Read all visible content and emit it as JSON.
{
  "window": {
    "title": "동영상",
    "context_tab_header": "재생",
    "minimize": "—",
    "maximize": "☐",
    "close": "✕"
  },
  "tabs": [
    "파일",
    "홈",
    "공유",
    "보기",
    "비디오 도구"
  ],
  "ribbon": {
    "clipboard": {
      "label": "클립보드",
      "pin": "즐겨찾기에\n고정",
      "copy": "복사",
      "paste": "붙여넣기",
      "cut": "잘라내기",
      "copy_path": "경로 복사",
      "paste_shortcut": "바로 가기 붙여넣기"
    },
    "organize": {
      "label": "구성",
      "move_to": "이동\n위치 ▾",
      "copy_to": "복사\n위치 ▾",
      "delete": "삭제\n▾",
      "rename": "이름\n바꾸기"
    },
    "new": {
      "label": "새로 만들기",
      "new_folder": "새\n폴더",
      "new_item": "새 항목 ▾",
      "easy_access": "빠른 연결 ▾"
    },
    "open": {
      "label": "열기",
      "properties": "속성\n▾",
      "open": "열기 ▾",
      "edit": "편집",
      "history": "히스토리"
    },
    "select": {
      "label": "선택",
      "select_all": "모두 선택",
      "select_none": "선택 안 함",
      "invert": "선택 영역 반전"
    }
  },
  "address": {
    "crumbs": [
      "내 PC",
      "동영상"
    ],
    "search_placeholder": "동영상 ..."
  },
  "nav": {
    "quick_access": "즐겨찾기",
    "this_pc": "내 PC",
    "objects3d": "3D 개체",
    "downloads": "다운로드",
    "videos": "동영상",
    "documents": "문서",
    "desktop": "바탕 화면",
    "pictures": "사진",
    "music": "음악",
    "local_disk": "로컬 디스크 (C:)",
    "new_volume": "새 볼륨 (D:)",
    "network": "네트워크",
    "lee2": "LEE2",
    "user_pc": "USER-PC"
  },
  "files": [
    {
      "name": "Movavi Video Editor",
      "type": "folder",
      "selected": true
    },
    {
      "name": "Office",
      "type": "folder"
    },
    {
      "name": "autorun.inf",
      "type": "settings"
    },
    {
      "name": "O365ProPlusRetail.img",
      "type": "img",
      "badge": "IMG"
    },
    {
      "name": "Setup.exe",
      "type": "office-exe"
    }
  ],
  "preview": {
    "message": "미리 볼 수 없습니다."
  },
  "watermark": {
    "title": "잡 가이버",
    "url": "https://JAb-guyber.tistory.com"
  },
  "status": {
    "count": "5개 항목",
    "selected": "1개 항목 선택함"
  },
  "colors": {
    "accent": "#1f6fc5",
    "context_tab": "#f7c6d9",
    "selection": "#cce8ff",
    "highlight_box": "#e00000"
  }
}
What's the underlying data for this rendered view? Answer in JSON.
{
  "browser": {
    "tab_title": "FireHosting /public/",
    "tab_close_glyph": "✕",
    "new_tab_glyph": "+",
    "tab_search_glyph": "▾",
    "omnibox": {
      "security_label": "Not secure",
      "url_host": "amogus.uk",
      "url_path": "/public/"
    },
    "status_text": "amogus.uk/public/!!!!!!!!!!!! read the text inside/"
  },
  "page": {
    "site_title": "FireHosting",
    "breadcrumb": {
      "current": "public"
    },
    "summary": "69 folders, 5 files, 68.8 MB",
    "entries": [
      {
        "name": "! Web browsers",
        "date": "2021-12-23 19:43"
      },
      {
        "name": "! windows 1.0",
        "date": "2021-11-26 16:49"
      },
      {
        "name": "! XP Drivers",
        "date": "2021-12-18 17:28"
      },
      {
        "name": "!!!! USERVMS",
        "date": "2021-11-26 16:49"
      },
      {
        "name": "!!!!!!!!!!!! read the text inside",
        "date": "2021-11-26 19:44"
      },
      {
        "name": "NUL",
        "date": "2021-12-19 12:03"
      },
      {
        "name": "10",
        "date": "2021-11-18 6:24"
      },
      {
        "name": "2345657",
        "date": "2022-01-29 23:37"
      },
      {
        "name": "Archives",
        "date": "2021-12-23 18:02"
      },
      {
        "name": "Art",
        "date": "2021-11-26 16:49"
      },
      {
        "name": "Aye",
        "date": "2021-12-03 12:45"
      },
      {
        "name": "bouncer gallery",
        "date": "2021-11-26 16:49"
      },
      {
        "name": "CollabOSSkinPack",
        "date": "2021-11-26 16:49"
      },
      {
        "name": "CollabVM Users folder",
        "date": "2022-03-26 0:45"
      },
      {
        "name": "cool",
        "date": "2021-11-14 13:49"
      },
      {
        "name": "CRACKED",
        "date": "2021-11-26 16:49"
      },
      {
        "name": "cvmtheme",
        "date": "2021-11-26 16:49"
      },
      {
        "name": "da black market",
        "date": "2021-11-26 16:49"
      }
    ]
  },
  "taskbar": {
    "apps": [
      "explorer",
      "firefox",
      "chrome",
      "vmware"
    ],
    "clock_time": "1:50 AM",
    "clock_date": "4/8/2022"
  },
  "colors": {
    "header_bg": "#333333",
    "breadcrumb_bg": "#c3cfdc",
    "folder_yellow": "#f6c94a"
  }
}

──────

→ **What the exercise asks**
Return the entries above exactly as they appear.

→ **Written response**
Read all visible content and emit it as JSON.
{
  "window": {
    "title": "동영상",
    "context_tab_header": "재생",
    "minimize": "—",
    "maximize": "☐",
    "close": "✕"
  },
  "tabs": [
    "파일",
    "홈",
    "공유",
    "보기",
    "비디오 도구"
  ],
  "ribbon": {
    "clipboard": {
      "label": "클립보드",
      "pin": "즐겨찾기에\n고정",
      "copy": "복사",
      "paste": "붙여넣기",
      "cut": "잘라내기",
      "copy_path": "경로 복사",
      "paste_shortcut": "바로 가기 붙여넣기"
    },
    "organize": {
      "label": "구성",
      "move_to": "이동\n위치 ▾",
      "copy_to": "복사\n위치 ▾",
      "delete": "삭제\n▾",
      "rename": "이름\n바꾸기"
    },
    "new": {
      "label": "새로 만들기",
      "new_folder": "새\n폴더",
      "new_item": "새 항목 ▾",
      "easy_access": "빠른 연결 ▾"
    },
    "open": {
      "label": "열기",
      "properties": "속성\n▾",
      "open": "열기 ▾",
      "edit": "편집",
      "history": "히스토리"
    },
    "select": {
      "label": "선택",
      "select_all": "모두 선택",
      "select_none": "선택 안 함",
      "invert": "선택 영역 반전"
    }
  },
  "address": {
    "crumbs": [
      "내 PC",
      "동영상"
    ],
    "search_placeholder": "동영상 ..."
  },
  "nav": {
    "quick_access": "즐겨찾기",
    "this_pc": "내 PC",
    "objects3d": "3D 개체",
    "downloads": "다운로드",
    "videos": "동영상",
    "documents": "문서",
    "desktop": "바탕 화면",
    "pictures": "사진",
    "music": "음악",
    "local_disk": "로컬 디스크 (C:)",
    "new_volume": "새 볼륨 (D:)",
    "network": "네트워크",
    "lee2": "LEE2",
    "user_pc": "USER-PC"
  },
  "files": [
    {
      "name": "Movavi Video Editor",
      "type": "folder",
      "selected": true
    },
    {
      "name": "Office",
      "type": "folder"
    },
    {
      "name": "autorun.inf",
      "type": "settings"
    },
    {
      "name": "O365ProPlusRetail.img",
      "type": "img",
      "badge": "IMG"
    },
    {
      "name": "Setup.exe",
      "type": "office-exe"
    }
  ],
  "preview": {
    "message": "미리 볼 수 없습니다."
  },
  "watermark": {
    "title": "잡 가이버",
    "url": "https://JAb-guyber.tistory.com"
  },
  "status": {
    "count": "5개 항목",
    "selected": "1개 항목 선택함"
  },
  "colors": {
    "accent": "#1f6fc5",
    "context_tab": "#f7c6d9",
    "selection": "#cce8ff",
    "highlight_box": "#e00000"
  }
}
What's the underlying data for this rendered view? Answer in JSON.
{
  "browser": {
    "tab_title": "FireHosting /public/",
    "tab_close_glyph": "✕",
    "new_tab_glyph": "+",
    "tab_search_glyph": "▾",
    "omnibox": {
      "security_label": "Not secure",
      "url_host": "amogus.uk",
      "url_path": "/public/"
    },
    "status_text": "amogus.uk/public/!!!!!!!!!!!! read the text inside/"
  },
  "page": {
    "site_title": "FireHosting",
    "breadcrumb": {
      "current": "public"
    },
    "summary": "69 folders, 5 files, 68.8 MB",
    "entries": [
      {
        "name": "! Web browsers",
        "date": "2021-12-23 19:43"
      },
      {
        "name": "! windows 1.0",
        "date": "2021-11-26 16:49"
      },
      {
        "name": "! XP Drivers",
        "date": "2021-12-18 17:28"
      },
      {
        "name": "!!!! USERVMS",
        "date": "2021-11-26 16:49"
      },
      {
        "name": "!!!!!!!!!!!! read the text inside",
        "date": "2021-11-26 19:44"
      },
      {
        "name": "NUL",
        "date": "2021-12-19 12:03"
      },
      {
        "name": "10",
        "date": "2021-11-18 6:24"
      },
      {
        "name": "2345657",
        "date": "2022-01-29 23:37"
      },
      {
        "name": "Archives",
        "date": "2021-12-23 18:02"
      },
      {
        "name": "Art",
        "date": "2021-11-26 16:49"
      },
      {
        "name": "Aye",
        "date": "2021-12-03 12:45"
      },
      {
        "name": "bouncer gallery",
        "date": "2021-11-26 16:49"
      },
      {
        "name": "CollabOSSkinPack",
        "date": "2021-11-26 16:49"
      },
      {
        "name": "CollabVM Users folder",
        "date": "2022-03-26 0:45"
      },
      {
        "name": "cool",
        "date": "2021-11-14 13:49"
      },
      {
        "name": "CRACKED",
        "date": "2021-11-26 16:49"
      },
      {
        "name": "cvmtheme",
        "date": "2021-11-26 16:49"
      },
      {
        "name": "da black market",
        "date": "2021-11-26 16:49"
      }
    ]
  },
  "taskbar": {
    "apps": [
      "explorer",
      "firefox",
      "chrome",
      "vmware"
    ],
    "clock_time": "1:50 AM",
    "clock_date": "4/8/2022"
  },
  "colors": {
    "header_bg": "#333333",
    "breadcrumb_bg": "#c3cfdc",
    "folder_yellow": "#f6c94a"
  }
}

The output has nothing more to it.